(Data items)
— BEGIN —
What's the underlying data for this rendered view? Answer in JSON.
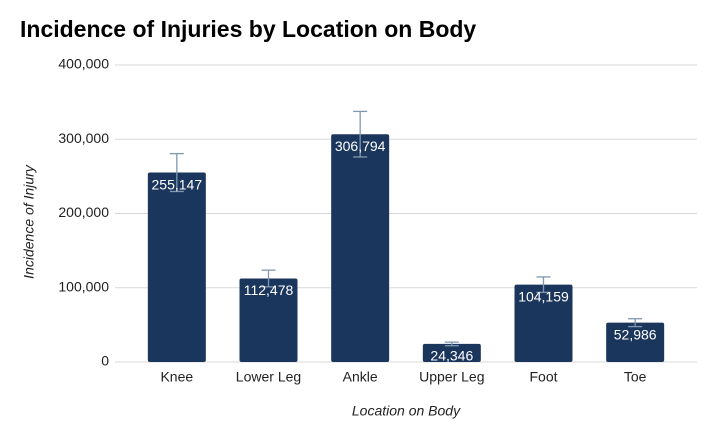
{
  "chart_data": {
    "type": "bar",
    "title": "Incidence of Injuries by Location on Body",
    "x_label": "Location on Body",
    "y_label": "Incidence of Injury",
    "categories": [
      "Knee",
      "Lower Leg",
      "Ankle",
      "Upper Leg",
      "Foot",
      "Toe"
    ],
    "values": [
      255147,
      112478,
      306794,
      24346,
      104159,
      52986
    ],
    "value_labels": [
      "255,147",
      "112,478",
      "306,794",
      "24,346",
      "104,159",
      "52,986"
    ],
    "errors": [
      25515,
      11248,
      30679,
      2435,
      10416,
      5299
    ],
    "color": "#1b365d",
    "error_color": "#7f98b2",
    "ylim": [
      0,
      400000
    ],
    "yticks": [
      0,
      {
        "value": 100000,
        "label": "100,000"
      },
      {
        "value": 200000,
        "label": "200,000"
      },
      {
        "value": 300000,
        "label": "300,000"
      },
      {
        "value": 400000,
        "label": "400,000"
      }
    ],
    "grid": true
  }
}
— END —
§ **Written instruction**
Gather all the lines that include the word "Body" and copy them out.

§ **Reply to the exercise**
    "title": "Incidence of Injuries by Location on Body",
    "x_label": "Location on Body",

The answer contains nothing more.